■ **WHAT YOU ARE ASKED TO DO**
Identify and copy all lines of the material where the string "لمحمد" is found.

■ **RECORDS SHOWN**
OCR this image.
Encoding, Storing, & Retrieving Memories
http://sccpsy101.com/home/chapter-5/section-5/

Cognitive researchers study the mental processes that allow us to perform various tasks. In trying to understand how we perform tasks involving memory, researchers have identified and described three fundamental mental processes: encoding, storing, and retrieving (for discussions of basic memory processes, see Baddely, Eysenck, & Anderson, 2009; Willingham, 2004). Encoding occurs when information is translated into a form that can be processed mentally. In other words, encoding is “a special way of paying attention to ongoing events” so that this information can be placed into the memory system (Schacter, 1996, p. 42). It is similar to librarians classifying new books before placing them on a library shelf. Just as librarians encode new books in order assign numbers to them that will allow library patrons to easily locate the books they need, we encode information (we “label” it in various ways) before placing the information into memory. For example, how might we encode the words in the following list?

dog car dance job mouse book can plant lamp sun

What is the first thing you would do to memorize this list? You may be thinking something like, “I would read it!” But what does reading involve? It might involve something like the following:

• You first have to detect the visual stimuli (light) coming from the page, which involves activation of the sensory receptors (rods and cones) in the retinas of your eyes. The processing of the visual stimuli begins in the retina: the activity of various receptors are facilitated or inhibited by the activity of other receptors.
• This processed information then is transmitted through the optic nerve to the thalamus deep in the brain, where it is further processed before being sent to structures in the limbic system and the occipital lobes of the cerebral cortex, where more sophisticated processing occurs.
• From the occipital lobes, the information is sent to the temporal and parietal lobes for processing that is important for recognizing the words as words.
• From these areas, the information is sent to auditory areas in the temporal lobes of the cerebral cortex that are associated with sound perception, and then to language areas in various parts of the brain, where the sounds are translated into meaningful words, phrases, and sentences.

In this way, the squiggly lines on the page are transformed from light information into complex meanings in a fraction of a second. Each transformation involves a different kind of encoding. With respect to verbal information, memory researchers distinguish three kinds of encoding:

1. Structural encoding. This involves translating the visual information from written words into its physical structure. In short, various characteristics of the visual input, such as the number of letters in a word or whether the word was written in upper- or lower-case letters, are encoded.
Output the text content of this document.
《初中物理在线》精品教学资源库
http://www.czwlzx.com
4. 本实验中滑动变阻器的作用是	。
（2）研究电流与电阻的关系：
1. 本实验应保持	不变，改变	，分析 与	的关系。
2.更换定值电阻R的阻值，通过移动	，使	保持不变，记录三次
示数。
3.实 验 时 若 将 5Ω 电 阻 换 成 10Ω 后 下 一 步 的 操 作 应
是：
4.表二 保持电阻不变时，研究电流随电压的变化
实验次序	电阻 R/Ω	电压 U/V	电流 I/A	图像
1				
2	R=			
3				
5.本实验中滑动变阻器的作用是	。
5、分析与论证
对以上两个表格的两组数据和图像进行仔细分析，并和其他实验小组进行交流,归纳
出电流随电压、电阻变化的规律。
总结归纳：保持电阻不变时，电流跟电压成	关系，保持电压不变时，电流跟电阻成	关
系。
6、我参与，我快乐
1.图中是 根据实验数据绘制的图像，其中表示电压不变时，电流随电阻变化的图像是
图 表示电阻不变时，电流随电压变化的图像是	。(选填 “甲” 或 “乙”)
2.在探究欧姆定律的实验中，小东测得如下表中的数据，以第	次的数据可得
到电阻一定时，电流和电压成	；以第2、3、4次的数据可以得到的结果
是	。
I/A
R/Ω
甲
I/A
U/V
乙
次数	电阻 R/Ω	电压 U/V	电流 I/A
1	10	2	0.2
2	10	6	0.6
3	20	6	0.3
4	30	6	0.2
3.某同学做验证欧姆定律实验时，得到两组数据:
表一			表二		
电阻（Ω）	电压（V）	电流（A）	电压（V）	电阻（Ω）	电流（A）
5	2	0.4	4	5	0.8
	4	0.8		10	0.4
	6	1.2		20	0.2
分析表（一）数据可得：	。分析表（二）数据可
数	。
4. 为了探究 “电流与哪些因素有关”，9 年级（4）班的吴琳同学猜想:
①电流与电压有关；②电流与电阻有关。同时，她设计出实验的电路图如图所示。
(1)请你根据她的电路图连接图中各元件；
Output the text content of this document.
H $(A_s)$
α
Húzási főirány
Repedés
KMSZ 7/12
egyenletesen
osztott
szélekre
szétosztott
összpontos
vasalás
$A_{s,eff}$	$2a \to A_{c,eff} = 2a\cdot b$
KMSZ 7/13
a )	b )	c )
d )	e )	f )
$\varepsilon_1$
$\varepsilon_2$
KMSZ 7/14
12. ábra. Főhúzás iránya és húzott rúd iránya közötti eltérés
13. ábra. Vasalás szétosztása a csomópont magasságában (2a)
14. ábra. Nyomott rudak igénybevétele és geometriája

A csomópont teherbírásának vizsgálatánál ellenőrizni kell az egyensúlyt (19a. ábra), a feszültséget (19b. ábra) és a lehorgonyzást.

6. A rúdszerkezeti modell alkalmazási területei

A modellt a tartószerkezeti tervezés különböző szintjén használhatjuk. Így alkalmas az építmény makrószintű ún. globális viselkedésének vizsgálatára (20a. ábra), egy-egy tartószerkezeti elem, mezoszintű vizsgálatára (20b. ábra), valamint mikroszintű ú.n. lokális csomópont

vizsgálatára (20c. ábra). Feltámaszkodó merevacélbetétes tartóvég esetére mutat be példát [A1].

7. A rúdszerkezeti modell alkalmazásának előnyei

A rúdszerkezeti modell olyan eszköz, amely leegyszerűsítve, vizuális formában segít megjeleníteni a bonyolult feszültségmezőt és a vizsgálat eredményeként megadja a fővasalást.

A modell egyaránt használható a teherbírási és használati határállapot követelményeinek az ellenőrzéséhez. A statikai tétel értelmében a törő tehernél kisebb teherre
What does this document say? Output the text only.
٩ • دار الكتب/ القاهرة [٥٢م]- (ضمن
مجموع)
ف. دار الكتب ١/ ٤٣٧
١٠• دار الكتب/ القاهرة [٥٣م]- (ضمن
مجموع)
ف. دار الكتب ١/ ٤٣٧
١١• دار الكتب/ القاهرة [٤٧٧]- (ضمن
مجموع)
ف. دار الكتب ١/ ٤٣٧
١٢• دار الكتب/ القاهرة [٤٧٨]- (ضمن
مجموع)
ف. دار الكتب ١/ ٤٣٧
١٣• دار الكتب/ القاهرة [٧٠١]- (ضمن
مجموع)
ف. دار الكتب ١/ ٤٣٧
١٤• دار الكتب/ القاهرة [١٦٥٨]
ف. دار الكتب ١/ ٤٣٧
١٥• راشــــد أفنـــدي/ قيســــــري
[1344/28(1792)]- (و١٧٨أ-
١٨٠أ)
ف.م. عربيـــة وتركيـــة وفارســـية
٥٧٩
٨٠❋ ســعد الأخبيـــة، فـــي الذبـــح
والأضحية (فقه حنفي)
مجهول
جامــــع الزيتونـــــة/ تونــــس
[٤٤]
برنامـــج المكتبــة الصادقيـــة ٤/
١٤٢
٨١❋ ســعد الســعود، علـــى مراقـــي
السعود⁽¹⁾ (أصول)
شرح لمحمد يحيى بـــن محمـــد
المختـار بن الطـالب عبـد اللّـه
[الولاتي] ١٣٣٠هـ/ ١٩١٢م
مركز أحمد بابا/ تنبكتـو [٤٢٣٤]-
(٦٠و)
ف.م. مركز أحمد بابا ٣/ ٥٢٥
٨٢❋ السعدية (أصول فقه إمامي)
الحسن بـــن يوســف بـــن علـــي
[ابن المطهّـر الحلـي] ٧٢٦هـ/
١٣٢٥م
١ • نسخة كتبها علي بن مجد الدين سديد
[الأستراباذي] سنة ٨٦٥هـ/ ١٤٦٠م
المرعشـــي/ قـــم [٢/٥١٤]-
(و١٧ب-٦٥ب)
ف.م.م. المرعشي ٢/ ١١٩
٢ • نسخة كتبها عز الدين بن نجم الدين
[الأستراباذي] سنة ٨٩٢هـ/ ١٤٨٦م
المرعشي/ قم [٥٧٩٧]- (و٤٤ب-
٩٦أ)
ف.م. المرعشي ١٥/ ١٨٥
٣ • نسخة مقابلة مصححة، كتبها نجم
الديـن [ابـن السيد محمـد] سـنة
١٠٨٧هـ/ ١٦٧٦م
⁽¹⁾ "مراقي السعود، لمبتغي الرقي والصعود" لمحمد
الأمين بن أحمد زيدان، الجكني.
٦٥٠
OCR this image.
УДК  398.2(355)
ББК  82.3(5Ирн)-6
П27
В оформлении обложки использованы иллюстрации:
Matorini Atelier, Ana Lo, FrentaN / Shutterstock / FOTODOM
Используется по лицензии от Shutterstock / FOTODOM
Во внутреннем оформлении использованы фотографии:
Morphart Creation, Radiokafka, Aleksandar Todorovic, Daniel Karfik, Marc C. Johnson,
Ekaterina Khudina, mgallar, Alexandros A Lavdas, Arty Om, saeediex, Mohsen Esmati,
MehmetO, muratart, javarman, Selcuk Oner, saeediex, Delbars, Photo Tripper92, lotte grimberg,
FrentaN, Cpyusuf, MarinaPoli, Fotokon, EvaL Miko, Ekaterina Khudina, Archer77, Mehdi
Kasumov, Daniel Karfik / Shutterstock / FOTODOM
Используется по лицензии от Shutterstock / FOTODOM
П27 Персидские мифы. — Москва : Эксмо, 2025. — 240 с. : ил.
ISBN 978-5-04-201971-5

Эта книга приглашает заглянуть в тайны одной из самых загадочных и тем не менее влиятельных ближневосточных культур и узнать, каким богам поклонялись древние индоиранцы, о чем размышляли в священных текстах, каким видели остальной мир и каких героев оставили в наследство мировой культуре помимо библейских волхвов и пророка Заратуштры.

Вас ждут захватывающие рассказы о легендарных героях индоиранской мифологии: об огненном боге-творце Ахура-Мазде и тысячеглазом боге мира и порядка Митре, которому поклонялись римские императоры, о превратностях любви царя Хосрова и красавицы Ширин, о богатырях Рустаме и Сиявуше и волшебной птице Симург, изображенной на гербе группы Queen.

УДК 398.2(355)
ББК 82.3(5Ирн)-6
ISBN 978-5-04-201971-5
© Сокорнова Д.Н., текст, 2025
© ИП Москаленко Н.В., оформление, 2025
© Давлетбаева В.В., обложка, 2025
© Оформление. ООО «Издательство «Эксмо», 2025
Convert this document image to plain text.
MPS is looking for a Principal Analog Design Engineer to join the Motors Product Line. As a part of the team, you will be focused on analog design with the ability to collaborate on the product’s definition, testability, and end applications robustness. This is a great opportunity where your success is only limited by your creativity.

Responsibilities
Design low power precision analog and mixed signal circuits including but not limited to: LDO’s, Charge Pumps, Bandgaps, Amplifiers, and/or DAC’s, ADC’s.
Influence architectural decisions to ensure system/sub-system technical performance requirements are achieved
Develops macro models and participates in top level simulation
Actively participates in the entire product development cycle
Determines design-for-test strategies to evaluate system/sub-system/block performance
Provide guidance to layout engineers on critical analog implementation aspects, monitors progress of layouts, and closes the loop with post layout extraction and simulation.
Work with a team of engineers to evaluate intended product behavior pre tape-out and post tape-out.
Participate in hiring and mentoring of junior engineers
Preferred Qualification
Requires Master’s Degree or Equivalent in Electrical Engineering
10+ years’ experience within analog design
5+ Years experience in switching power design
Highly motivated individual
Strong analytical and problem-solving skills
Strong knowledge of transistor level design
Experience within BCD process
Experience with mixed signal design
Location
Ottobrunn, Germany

■ **ANSWER TO THIS TASK**
شرح لمحمد يحيى بـــن محمـــد
⁽¹⁾ "مراقي السعود، لمبتغي الرقي والصعود" لمحمد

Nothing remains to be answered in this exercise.